Making Jordan’s capital market more attractive - By Raad Mahmoud Al-Tal, The Jordan Times

 

 

Jordan’s capital market is flexible, but it still faces many challenges that prevent it from reaching its full potential. As the main regulatory body, the Jordan Securities Commission (JSC) can play a key role in addressing these challenges.
 
The market suffers from low liquidity and trading volumes. Few investors are active, making it hard to buy or sell large amounts of shares without affecting prices. The market also lacks variety in financial products. Stocks and bonds dominate, while other options like derivatives, exchange-traded funds (ETFs), and Islamic sukuk are limited. This reduces investment opportunities and makes managing risks harder.
 
Ownership concentration is another issue. A small number of major shareholders control large portions of many companies, which lowers the number of shares available for public trading and reduces liquidity. The market also lacks depth, with only a few large, well-known companies, limiting choices for investors and the ability to handle large capital flows.
 
Foreign investors are still cautious. Despite progress, Jordan’s market struggles to attract large foreign investments due to perceived risks or lack of familiarity. Digital infrastructureis also slow to develop, limiting online trading and automated processes.
 
Many investors, especially individuals and small and medium-sized enterprises (SMEs), lack knowledge about investing, the risks involved, and the products available. Corporate governance and transparency also need improvement to build investor confidence.
 
The market also lacks strong venture capital for SMEs and startups. Many companies rely entirely on bank loans, which can be restrictive. Jordan faces strong competition from more developed regional markets like Saudi Arabia and the UAE.

__Dataset section__
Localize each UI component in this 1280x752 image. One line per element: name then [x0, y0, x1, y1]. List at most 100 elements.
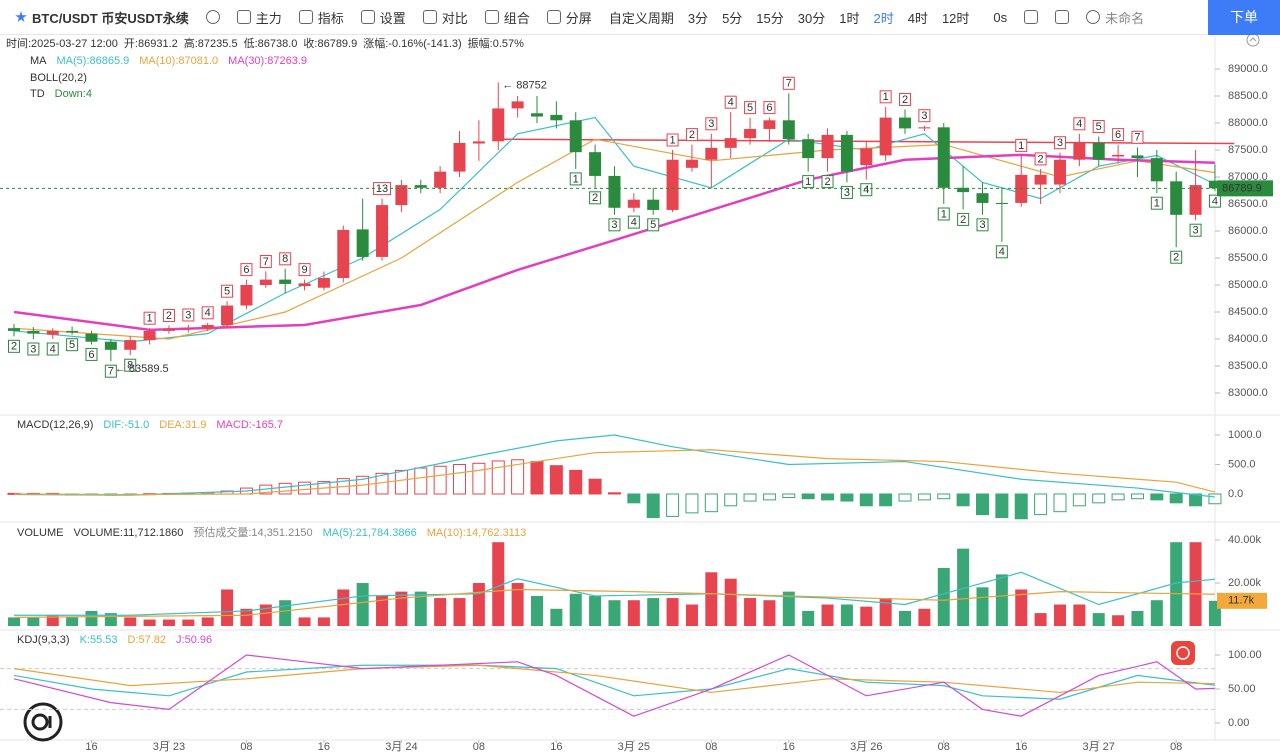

__The tasks__
1. Answer these questions using the article on Jordan's capital market:
(a) Which financial products besides stocks and bonds does it name as limited?
(b) Which body does it call the main regulator?
(c) Which regional markets does it say Jordan competes with?
2. Decide whether each statement agrees with the article on Jordan's capital market, and support each yes or no with the deciding words quoted from it.
(a) Stocks and bonds are the dominant products in the market.
(b) Foreign investors have become eager to invest in the market.
(c) Many companies depend wholly on bank loans.
3. Continue the article on Jordan's capital market from its last sentence.
The data shown above is separate material from the article on Jordan's capital market.

__Answers below__
1.
(a) Derivatives, exchange-traded funds (ETFs) and Islamic sukuk.
(b) The Jordan Securities Commission (JSC).
(c) Saudi Arabia and the UAE.

2.
(a) Yes: "Stocks and bonds dominate"
(b) No: "Foreign investors are still cautious."
(c) Yes: "Many companies rely entirely on bank loans, which can be restrictive."

3.
 
To address these challenges, the Securities Commission can take several steps. First, it can increase market liquidity by introducing market-making activities and reviewing regulations to lower trading costs. Second, it can expand financial products by enabling new instruments like ETFs, derivatives, and more diverse bonds.
 
The Commission can also protect investors and increase transparency by enforcing rules on insider trading, requiring timely disclosures, and improving corporate governance standards. Improving digital infrastructure in cooperation with the Amman Stock Exchange and the Securities Depository Center, including full digital registration for investors, is another key step.
 
Educating investors is also important. The Commission can run campaigns to teach the public about investment benefits, risks, available products, and how to use digital platforms. Supporting startups through simplified listing rules and creating a market segment for SMEs can further enhance market participation.
 
Additional measures include encouraging private companies to go public through incentives, allowing banks to increase investments in securities, introducing legislation requiring public companies to invest a small portion of retained earnings in securities, and reducing trading fees and capital gains taxes under defined limits.
 
Jordan’s capital market stands at a crossroads. It has a strong regulatory system and a long history, but it needs bold reforms in liquidity, diversity, governance, and digital transformation. If the Securities Commission successfully implements these changes, the market can become more than just a trading platform, it can be a real driver of economic growth and attract both domestic and foreign investment.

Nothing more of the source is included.